** Exercise details **
Reproduce the entries below in full, word for word.

** The data **
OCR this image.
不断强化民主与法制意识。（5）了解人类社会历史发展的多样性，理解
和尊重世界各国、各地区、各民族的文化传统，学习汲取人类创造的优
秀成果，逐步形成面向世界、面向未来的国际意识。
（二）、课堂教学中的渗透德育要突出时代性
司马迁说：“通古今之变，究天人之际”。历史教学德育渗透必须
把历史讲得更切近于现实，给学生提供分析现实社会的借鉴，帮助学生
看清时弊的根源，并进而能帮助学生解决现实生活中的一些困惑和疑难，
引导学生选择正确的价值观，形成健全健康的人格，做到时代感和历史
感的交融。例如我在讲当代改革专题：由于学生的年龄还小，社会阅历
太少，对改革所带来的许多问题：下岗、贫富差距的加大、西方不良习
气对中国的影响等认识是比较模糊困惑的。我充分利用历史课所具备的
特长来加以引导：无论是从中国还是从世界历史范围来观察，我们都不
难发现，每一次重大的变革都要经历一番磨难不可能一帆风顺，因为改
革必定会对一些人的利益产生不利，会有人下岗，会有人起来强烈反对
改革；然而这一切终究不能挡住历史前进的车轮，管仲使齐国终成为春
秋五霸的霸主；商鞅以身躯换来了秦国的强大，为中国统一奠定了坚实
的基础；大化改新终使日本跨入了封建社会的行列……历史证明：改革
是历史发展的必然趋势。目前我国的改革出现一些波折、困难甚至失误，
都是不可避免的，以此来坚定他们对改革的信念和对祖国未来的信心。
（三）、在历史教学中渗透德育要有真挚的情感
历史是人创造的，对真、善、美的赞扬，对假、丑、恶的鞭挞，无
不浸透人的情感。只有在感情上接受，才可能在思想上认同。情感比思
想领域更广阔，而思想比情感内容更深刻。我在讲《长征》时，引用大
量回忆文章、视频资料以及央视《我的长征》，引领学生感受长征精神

** Completed exercise **
OCR this image.
不断强化民主与法制意识。（5）了解人类社会历史发展的多样性，理解
和尊重世界各国、各地区、各民族的文化传统，学习汲取人类创造的优
秀成果，逐步形成面向世界、面向未来的国际意识。
（二）、课堂教学中的渗透德育要突出时代性
司马迁说：“通古今之变，究天人之际”。历史教学德育渗透必须
把历史讲得更切近于现实，给学生提供分析现实社会的借鉴，帮助学生
看清时弊的根源，并进而能帮助学生解决现实生活中的一些困惑和疑难，
引导学生选择正确的价值观，形成健全健康的人格，做到时代感和历史
感的交融。例如我在讲当代改革专题：由于学生的年龄还小，社会阅历
太少，对改革所带来的许多问题：下岗、贫富差距的加大、西方不良习
气对中国的影响等认识是比较模糊困惑的。我充分利用历史课所具备的
特长来加以引导：无论是从中国还是从世界历史范围来观察，我们都不
难发现，每一次重大的变革都要经历一番磨难不可能一帆风顺，因为改
革必定会对一些人的利益产生不利，会有人下岗，会有人起来强烈反对
改革；然而这一切终究不能挡住历史前进的车轮，管仲使齐国终成为春
秋五霸的霸主；商鞅以身躯换来了秦国的强大，为中国统一奠定了坚实
的基础；大化改新终使日本跨入了封建社会的行列……历史证明：改革
是历史发展的必然趋势。目前我国的改革出现一些波折、困难甚至失误，
都是不可避免的，以此来坚定他们对改革的信念和对祖国未来的信心。
（三）、在历史教学中渗透德育要有真挚的情感
历史是人创造的，对真、善、美的赞扬，对假、丑、恶的鞭挞，无
不浸透人的情感。只有在感情上接受，才可能在思想上认同。情感比思
想领域更广阔，而思想比情感内容更深刻。我在讲《长征》时，引用大
量回忆文章、视频资料以及央视《我的长征》，引领学生感受长征精神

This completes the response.